Show each line that has the string "document" in it.
---------- THE INPUT
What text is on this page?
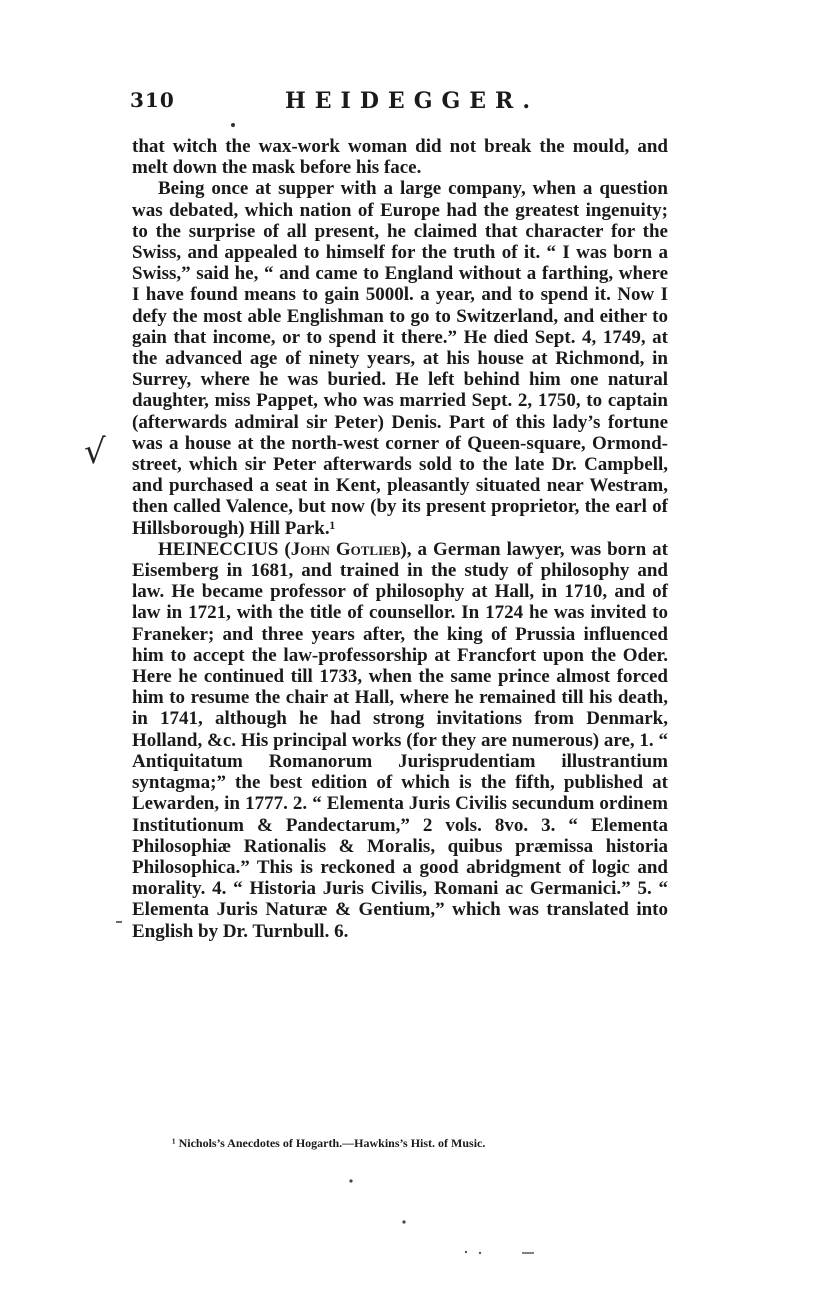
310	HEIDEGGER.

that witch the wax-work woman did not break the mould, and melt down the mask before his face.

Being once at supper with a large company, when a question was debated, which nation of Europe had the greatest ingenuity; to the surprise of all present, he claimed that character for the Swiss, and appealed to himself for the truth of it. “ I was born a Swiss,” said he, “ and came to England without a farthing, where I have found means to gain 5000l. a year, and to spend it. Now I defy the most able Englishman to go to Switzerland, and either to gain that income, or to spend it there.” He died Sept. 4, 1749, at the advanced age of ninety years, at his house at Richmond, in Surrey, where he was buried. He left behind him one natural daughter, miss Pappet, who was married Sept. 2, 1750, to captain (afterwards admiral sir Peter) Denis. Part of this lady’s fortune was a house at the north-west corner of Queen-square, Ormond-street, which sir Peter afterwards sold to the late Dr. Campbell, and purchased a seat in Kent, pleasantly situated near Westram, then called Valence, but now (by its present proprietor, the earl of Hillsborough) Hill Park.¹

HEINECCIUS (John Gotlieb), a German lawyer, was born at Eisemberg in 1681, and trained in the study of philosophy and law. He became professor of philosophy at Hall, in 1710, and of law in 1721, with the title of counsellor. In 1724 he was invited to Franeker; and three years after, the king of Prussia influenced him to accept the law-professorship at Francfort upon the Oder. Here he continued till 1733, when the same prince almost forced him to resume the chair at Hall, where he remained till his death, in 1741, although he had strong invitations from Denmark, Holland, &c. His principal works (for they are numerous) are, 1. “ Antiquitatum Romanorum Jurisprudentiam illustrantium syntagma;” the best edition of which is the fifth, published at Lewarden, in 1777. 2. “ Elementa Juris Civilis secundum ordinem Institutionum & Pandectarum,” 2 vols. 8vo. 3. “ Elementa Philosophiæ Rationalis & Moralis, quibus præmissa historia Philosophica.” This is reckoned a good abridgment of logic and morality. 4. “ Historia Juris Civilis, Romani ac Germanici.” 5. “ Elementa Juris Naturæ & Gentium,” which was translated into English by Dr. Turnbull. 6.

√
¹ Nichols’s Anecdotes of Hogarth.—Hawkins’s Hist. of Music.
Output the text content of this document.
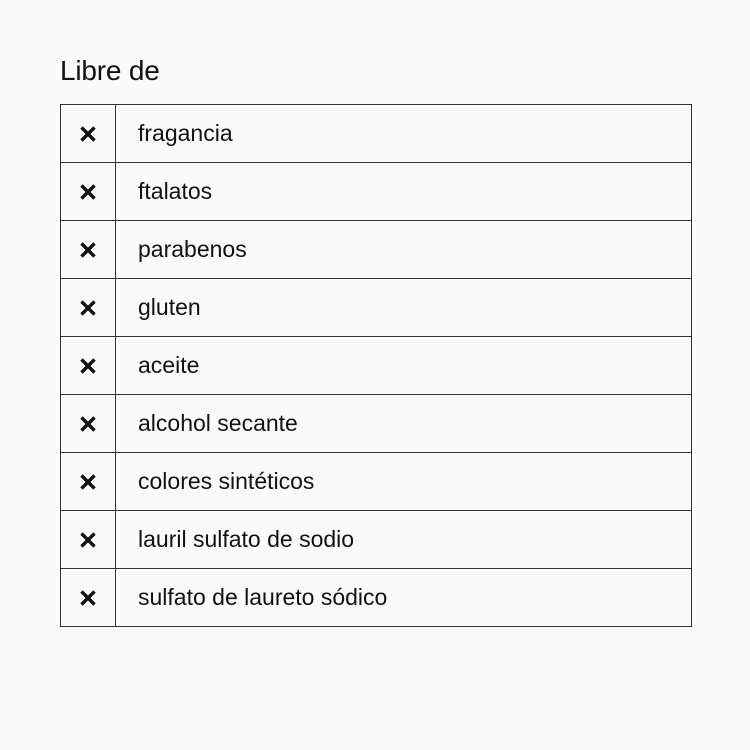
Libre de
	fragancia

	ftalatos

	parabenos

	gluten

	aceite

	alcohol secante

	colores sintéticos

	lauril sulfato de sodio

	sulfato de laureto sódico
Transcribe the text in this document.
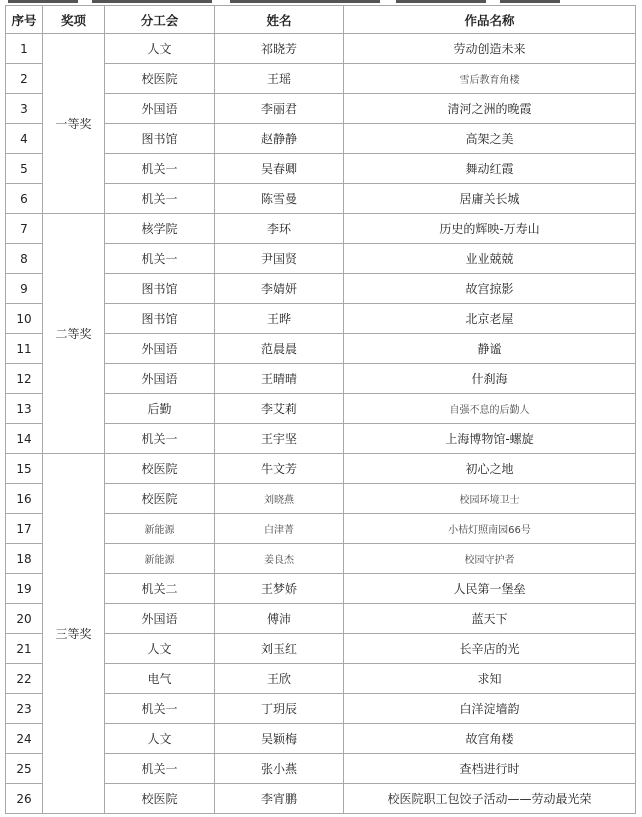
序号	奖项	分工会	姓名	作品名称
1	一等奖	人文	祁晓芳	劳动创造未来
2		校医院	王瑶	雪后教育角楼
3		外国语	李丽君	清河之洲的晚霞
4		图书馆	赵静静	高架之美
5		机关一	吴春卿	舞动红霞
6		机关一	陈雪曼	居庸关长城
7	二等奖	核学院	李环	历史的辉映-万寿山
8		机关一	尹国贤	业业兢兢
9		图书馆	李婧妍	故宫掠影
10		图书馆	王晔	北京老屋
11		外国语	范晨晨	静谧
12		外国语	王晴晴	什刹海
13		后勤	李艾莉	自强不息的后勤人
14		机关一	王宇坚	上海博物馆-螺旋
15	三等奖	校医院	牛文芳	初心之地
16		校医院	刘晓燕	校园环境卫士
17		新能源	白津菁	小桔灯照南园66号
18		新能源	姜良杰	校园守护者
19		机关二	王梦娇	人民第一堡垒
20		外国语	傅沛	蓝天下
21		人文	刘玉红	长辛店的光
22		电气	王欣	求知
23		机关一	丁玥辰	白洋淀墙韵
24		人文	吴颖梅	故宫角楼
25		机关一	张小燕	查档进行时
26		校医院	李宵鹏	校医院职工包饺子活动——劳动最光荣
--------------------
## SOLUTION TO THIS PROBLEM:
Output the text content of this document.
Transcribe the text in this document.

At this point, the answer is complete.